◆ **Text extract**:
------------------------------

Visiting Vietti and Luciana Currado

One of the highlights of our trip to Piedmont last November was an invitation from Luciana Currado to her home for dinner. It was special not only because of the Vietti wines and that Luciana is a wonderful cook, but also because she is a very dear friend
We first met Luciana and her husband Alfredo in the fall of 1982. It was our first time in Piedmont and my only itinerary was to visit as many wine producers as possible. We were on our way to Monforte d’Alba when Michele saw the sign for Castiglione Falletto and the Vietti winery.

Before we had left home, Sheldon Wasserman, a friend and Italian wine expert and writer, told us to be sure to visit this winery not only because they made great wines, but because Alfredo and Luciana were such nice people.  We arrived at the gate of the winery and I rang the bell. A man appeared and I said in Italian siamo amici di Sheldon and Pauline Wasserman. He turned and shouted to his wife: “Luciana, Luciana, friends of Sheldon and Pauline are here!”
They invited us into their home to meet the whole family and we drank Moscato d’Asti with cornmeal cookies and had a wonderful time. When we got back to the hotel there was a message waiting for us. Alfredo and Luciana were taking us to dinner that night and they would not take no for an answer. So began a wonderful friendship and many adventures with this wonderful couple both in Piedmont and NYC that lasted until Alfredo’s death about five years ago.

------------------------------

◆ **Stored data**:

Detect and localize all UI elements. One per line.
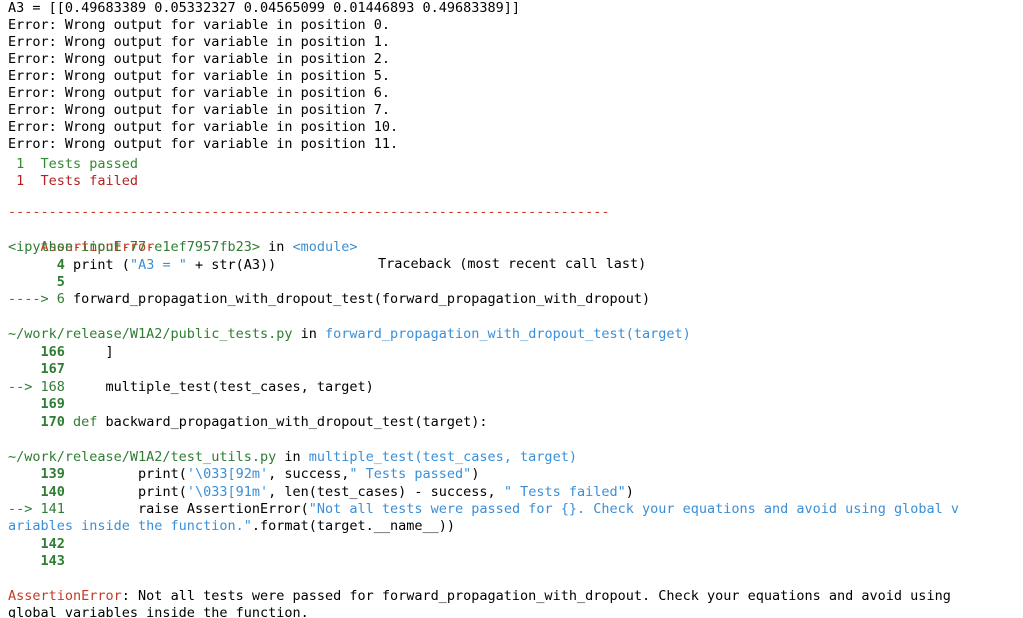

------------------------------

◆ **Requirement**:
Can you write out, word for word, the part of the passage about visiting Vietti that opens with "They invited us" and closes with "five years ago."?

◆ **The answer**:
They invited us into their home to meet the whole family and we drank Moscato d’Asti with cornmeal cookies and had a wonderful time. When we got back to the hotel there was a message waiting for us. Alfredo and Luciana were taking us to dinner that night and they would not take no for an answer. So began a wonderful friendship and many adventures with this wonderful couple both in Piedmont and NYC that lasted until Alfredo’s death about five years ago.